• _Work to complete_:
Leave out any pictures and transcribe all other data below exactly.

=== Items ===

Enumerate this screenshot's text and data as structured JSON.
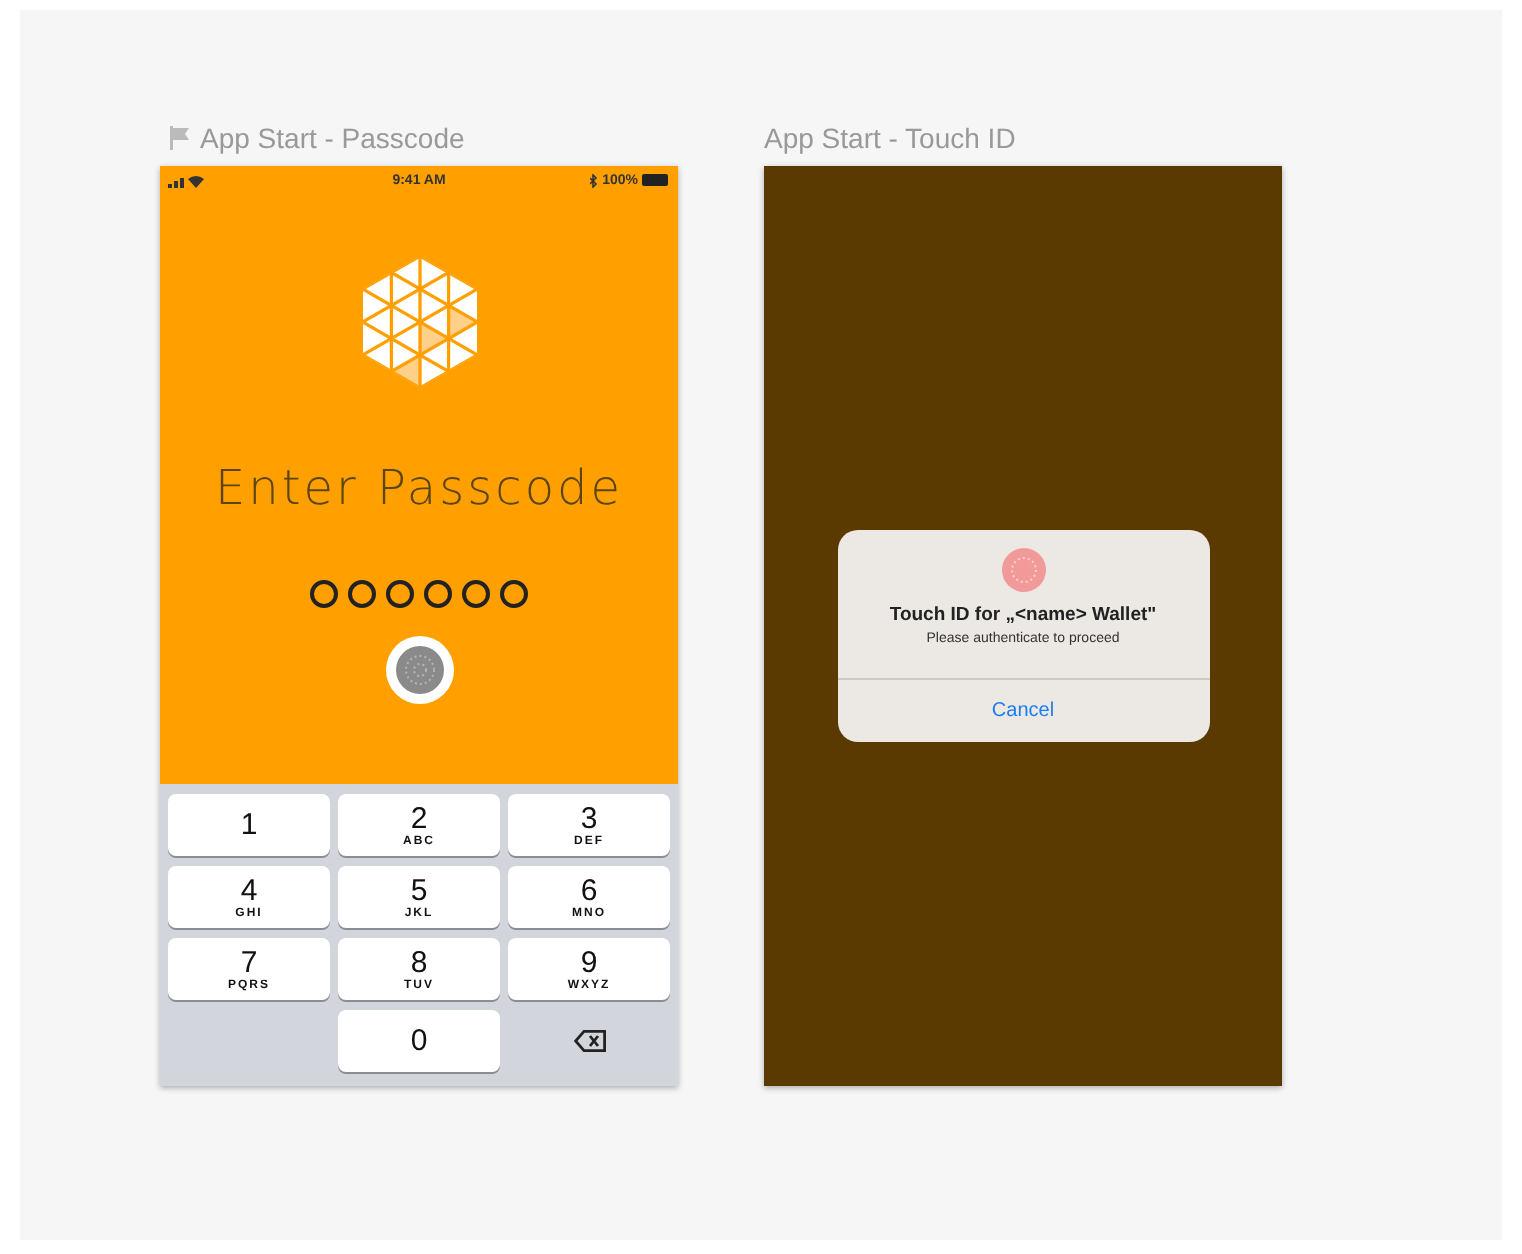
{
  "artboards": [
    {
      "kind": "passcode",
      "title": "App Start - Passcode",
      "flagged": true,
      "status_bar": {
        "time": "9:41 AM",
        "battery": "100%"
      },
      "heading": "Enter Passcode",
      "passcode_dots": [
        {
          "filled": false
        },
        {
          "filled": false
        },
        {
          "filled": false
        },
        {
          "filled": false
        },
        {
          "filled": false
        },
        {
          "filled": false
        }
      ],
      "keys": [
        {
          "kind": "digit",
          "digit": "1"
        },
        {
          "kind": "digit",
          "digit": "2",
          "letters": "ABC"
        },
        {
          "kind": "digit",
          "digit": "3",
          "letters": "DEF"
        },
        {
          "kind": "digit",
          "digit": "4",
          "letters": "GHI"
        },
        {
          "kind": "digit",
          "digit": "5",
          "letters": "JKL"
        },
        {
          "kind": "digit",
          "digit": "6",
          "letters": "MNO"
        },
        {
          "kind": "digit",
          "digit": "7",
          "letters": "PQRS"
        },
        {
          "kind": "digit",
          "digit": "8",
          "letters": "TUV"
        },
        {
          "kind": "digit",
          "digit": "9",
          "letters": "WXYZ"
        },
        {
          "kind": "blank"
        },
        {
          "kind": "digit",
          "digit": "0"
        },
        {
          "kind": "delete"
        }
      ]
    },
    {
      "kind": "touch_id",
      "title": "App Start - Touch ID",
      "flagged": false,
      "dialog": {
        "title": "Touch ID for „<name> Wallet\"",
        "message": "Please authenticate to proceed",
        "button": "Cancel"
      }
    }
  ]
}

===

• _Solved problem_:
Enumerate this screenshot's text and data as structured JSON.
{
  "artboards": [
    {
      "kind": "passcode",
      "title": "App Start - Passcode",
      "flagged": true,
      "status_bar": {
        "time": "9:41 AM",
        "battery": "100%"
      },
      "heading": "Enter Passcode",
      "passcode_dots": [
        {
          "filled": false
        },
        {
          "filled": false
        },
        {
          "filled": false
        },
        {
          "filled": false
        },
        {
          "filled": false
        },
        {
          "filled": false
        }
      ],
      "keys": [
        {
          "kind": "digit",
          "digit": "1"
        },
        {
          "kind": "digit",
          "digit": "2",
          "letters": "ABC"
        },
        {
          "kind": "digit",
          "digit": "3",
          "letters": "DEF"
        },
        {
          "kind": "digit",
          "digit": "4",
          "letters": "GHI"
        },
        {
          "kind": "digit",
          "digit": "5",
          "letters": "JKL"
        },
        {
          "kind": "digit",
          "digit": "6",
          "letters": "MNO"
        },
        {
          "kind": "digit",
          "digit": "7",
          "letters": "PQRS"
        },
        {
          "kind": "digit",
          "digit": "8",
          "letters": "TUV"
        },
        {
          "kind": "digit",
          "digit": "9",
          "letters": "WXYZ"
        },
        {
          "kind": "blank"
        },
        {
          "kind": "digit",
          "digit": "0"
        },
        {
          "kind": "delete"
        }
      ]
    },
    {
      "kind": "touch_id",
      "title": "App Start - Touch ID",
      "flagged": false,
      "dialog": {
        "title": "Touch ID for „<name> Wallet\"",
        "message": "Please authenticate to proceed",
        "button": "Cancel"
      }
    }
  ]
}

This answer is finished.